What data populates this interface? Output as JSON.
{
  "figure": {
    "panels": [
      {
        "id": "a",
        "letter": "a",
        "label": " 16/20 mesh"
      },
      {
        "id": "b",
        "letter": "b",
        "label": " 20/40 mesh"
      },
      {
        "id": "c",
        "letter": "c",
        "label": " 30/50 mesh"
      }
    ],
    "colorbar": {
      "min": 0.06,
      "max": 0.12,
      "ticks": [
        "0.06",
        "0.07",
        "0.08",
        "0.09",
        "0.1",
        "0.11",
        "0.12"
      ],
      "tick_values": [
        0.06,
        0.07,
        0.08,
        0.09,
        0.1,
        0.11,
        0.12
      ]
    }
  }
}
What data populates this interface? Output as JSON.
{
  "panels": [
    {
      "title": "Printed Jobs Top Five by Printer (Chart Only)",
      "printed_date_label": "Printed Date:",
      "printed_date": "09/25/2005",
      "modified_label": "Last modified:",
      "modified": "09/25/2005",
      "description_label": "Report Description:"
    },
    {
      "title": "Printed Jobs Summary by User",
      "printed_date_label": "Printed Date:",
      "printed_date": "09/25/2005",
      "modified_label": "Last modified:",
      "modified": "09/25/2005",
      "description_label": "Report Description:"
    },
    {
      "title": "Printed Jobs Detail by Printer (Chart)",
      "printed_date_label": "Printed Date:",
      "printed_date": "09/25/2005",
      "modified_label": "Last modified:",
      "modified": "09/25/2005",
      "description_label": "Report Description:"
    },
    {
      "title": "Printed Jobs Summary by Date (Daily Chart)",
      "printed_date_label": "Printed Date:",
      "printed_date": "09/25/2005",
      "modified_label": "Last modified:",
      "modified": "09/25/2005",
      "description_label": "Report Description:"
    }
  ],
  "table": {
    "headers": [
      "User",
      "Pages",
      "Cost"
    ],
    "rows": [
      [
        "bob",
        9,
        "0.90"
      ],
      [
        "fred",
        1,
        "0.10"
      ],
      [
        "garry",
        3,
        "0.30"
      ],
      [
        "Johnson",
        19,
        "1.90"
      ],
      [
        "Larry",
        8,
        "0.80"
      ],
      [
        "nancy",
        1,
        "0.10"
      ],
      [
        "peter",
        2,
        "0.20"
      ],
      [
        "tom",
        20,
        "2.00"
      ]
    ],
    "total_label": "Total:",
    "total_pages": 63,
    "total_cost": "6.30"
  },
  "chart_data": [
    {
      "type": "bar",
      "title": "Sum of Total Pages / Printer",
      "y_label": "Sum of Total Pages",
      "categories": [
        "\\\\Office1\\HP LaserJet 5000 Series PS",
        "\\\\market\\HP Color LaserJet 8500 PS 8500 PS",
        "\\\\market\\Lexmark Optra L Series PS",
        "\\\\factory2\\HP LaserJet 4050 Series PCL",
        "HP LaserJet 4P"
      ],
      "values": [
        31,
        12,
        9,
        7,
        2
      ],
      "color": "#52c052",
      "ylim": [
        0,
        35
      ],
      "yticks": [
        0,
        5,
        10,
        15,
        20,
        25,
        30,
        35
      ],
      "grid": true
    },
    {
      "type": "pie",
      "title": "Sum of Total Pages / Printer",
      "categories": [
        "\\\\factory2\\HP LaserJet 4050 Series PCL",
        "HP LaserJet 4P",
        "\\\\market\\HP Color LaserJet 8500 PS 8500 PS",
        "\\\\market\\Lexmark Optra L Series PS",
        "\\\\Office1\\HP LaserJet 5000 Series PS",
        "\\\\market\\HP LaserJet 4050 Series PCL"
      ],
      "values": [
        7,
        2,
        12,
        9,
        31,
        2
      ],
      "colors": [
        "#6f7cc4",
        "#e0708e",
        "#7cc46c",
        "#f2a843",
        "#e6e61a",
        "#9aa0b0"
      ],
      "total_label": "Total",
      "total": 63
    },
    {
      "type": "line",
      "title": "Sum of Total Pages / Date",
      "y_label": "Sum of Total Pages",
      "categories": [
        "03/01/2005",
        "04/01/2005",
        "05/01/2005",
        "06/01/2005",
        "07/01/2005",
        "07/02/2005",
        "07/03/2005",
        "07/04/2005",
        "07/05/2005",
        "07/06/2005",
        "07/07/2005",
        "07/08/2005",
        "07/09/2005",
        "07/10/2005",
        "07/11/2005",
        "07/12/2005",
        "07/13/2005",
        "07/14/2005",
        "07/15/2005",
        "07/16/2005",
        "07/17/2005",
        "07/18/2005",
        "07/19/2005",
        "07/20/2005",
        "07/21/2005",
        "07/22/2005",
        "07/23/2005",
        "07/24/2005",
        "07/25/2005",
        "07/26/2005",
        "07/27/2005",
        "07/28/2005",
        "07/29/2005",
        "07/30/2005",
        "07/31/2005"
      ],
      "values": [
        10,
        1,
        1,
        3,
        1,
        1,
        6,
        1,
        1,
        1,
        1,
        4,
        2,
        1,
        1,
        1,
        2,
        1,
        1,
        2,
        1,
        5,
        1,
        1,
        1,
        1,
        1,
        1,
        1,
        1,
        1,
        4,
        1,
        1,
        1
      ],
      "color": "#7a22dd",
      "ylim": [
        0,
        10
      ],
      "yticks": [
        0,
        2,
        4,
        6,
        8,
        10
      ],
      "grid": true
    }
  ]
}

> _What is expected_
Take the listing above and set it down exactly.

> _Exercise solution_
What data populates this interface? Output as JSON.
{
  "figure": {
    "panels": [
      {
        "id": "a",
        "letter": "a",
        "label": " 16/20 mesh"
      },
      {
        "id": "b",
        "letter": "b",
        "label": " 20/40 mesh"
      },
      {
        "id": "c",
        "letter": "c",
        "label": " 30/50 mesh"
      }
    ],
    "colorbar": {
      "min": 0.06,
      "max": 0.12,
      "ticks": [
        "0.06",
        "0.07",
        "0.08",
        "0.09",
        "0.1",
        "0.11",
        "0.12"
      ],
      "tick_values": [
        0.06,
        0.07,
        0.08,
        0.09,
        0.1,
        0.11,
        0.12
      ]
    }
  }
}
What data populates this interface? Output as JSON.
{
  "panels": [
    {
      "title": "Printed Jobs Top Five by Printer (Chart Only)",
      "printed_date_label": "Printed Date:",
      "printed_date": "09/25/2005",
      "modified_label": "Last modified:",
      "modified": "09/25/2005",
      "description_label": "Report Description:"
    },
    {
      "title": "Printed Jobs Summary by User",
      "printed_date_label": "Printed Date:",
      "printed_date": "09/25/2005",
      "modified_label": "Last modified:",
      "modified": "09/25/2005",
      "description_label": "Report Description:"
    },
    {
      "title": "Printed Jobs Detail by Printer (Chart)",
      "printed_date_label": "Printed Date:",
      "printed_date": "09/25/2005",
      "modified_label": "Last modified:",
      "modified": "09/25/2005",
      "description_label": "Report Description:"
    },
    {
      "title": "Printed Jobs Summary by Date (Daily Chart)",
      "printed_date_label": "Printed Date:",
      "printed_date": "09/25/2005",
      "modified_label": "Last modified:",
      "modified": "09/25/2005",
      "description_label": "Report Description:"
    }
  ],
  "table": {
    "headers": [
      "User",
      "Pages",
      "Cost"
    ],
    "rows": [
      [
        "bob",
        9,
        "0.90"
      ],
      [
        "fred",
        1,
        "0.10"
      ],
      [
        "garry",
        3,
        "0.30"
      ],
      [
        "Johnson",
        19,
        "1.90"
      ],
      [
        "Larry",
        8,
        "0.80"
      ],
      [
        "nancy",
        1,
        "0.10"
      ],
      [
        "peter",
        2,
        "0.20"
      ],
      [
        "tom",
        20,
        "2.00"
      ]
    ],
    "total_label": "Total:",
    "total_pages": 63,
    "total_cost": "6.30"
  },
  "chart_data": [
    {
      "type": "bar",
      "title": "Sum of Total Pages / Printer",
      "y_label": "Sum of Total Pages",
      "categories": [
        "\\\\Office1\\HP LaserJet 5000 Series PS",
        "\\\\market\\HP Color LaserJet 8500 PS 8500 PS",
        "\\\\market\\Lexmark Optra L Series PS",
        "\\\\factory2\\HP LaserJet 4050 Series PCL",
        "HP LaserJet 4P"
      ],
      "values": [
        31,
        12,
        9,
        7,
        2
      ],
      "color": "#52c052",
      "ylim": [
        0,
        35
      ],
      "yticks": [
        0,
        5,
        10,
        15,
        20,
        25,
        30,
        35
      ],
      "grid": true
    },
    {
      "type": "pie",
      "title": "Sum of Total Pages / Printer",
      "categories": [
        "\\\\factory2\\HP LaserJet 4050 Series PCL",
        "HP LaserJet 4P",
        "\\\\market\\HP Color LaserJet 8500 PS 8500 PS",
        "\\\\market\\Lexmark Optra L Series PS",
        "\\\\Office1\\HP LaserJet 5000 Series PS",
        "\\\\market\\HP LaserJet 4050 Series PCL"
      ],
      "values": [
        7,
        2,
        12,
        9,
        31,
        2
      ],
      "colors": [
        "#6f7cc4",
        "#e0708e",
        "#7cc46c",
        "#f2a843",
        "#e6e61a",
        "#9aa0b0"
      ],
      "total_label": "Total",
      "total": 63
    },
    {
      "type": "line",
      "title": "Sum of Total Pages / Date",
      "y_label": "Sum of Total Pages",
      "categories": [
        "03/01/2005",
        "04/01/2005",
        "05/01/2005",
        "06/01/2005",
        "07/01/2005",
        "07/02/2005",
        "07/03/2005",
        "07/04/2005",
        "07/05/2005",
        "07/06/2005",
        "07/07/2005",
        "07/08/2005",
        "07/09/2005",
        "07/10/2005",
        "07/11/2005",
        "07/12/2005",
        "07/13/2005",
        "07/14/2005",
        "07/15/2005",
        "07/16/2005",
        "07/17/2005",
        "07/18/2005",
        "07/19/2005",
        "07/20/2005",
        "07/21/2005",
        "07/22/2005",
        "07/23/2005",
        "07/24/2005",
        "07/25/2005",
        "07/26/2005",
        "07/27/2005",
        "07/28/2005",
        "07/29/2005",
        "07/30/2005",
        "07/31/2005"
      ],
      "values": [
        10,
        1,
        1,
        3,
        1,
        1,
        6,
        1,
        1,
        1,
        1,
        4,
        2,
        1,
        1,
        1,
        2,
        1,
        1,
        2,
        1,
        5,
        1,
        1,
        1,
        1,
        1,
        1,
        1,
        1,
        1,
        4,
        1,
        1,
        1
      ],
      "color": "#7a22dd",
      "ylim": [
        0,
        10
      ],
      "yticks": [
        0,
        2,
        4,
        6,
        8,
        10
      ],
      "grid": true
    }
  ]
}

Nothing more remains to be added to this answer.